(Work to be completed)
Go through the material below and report how many lines contain "incoming". Give only the number.

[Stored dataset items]
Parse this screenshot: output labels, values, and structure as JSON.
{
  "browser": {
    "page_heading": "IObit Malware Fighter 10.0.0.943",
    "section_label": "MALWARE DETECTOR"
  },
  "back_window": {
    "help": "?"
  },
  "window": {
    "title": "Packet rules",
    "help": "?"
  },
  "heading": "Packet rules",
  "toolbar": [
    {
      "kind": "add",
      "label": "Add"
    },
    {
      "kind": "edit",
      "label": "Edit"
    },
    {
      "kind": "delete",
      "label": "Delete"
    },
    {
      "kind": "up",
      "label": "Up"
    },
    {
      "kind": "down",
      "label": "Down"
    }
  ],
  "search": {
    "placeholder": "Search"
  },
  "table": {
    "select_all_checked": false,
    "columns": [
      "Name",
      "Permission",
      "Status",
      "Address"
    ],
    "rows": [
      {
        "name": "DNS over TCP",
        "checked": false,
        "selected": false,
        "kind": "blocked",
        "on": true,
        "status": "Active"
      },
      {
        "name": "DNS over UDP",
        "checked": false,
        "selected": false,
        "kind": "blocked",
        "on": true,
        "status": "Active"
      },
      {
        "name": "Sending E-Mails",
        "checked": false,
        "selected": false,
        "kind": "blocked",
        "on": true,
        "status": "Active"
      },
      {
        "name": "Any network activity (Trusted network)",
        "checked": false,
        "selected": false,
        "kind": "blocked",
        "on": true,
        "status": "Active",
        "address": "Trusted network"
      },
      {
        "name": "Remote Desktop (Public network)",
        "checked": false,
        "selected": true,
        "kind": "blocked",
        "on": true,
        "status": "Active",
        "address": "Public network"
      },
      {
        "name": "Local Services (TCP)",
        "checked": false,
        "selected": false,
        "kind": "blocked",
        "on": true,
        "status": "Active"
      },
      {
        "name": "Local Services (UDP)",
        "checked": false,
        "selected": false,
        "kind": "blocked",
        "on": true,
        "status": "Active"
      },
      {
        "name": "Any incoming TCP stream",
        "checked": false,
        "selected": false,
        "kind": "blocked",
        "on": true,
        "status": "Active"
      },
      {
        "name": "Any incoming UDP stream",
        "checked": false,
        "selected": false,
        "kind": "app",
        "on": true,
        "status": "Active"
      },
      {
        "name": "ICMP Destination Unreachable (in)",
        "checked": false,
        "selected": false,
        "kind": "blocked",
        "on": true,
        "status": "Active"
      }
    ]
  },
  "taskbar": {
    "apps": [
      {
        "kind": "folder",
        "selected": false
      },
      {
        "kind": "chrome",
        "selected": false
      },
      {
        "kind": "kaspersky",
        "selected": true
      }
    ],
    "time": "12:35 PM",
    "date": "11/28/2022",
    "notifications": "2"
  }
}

(Written answer)
2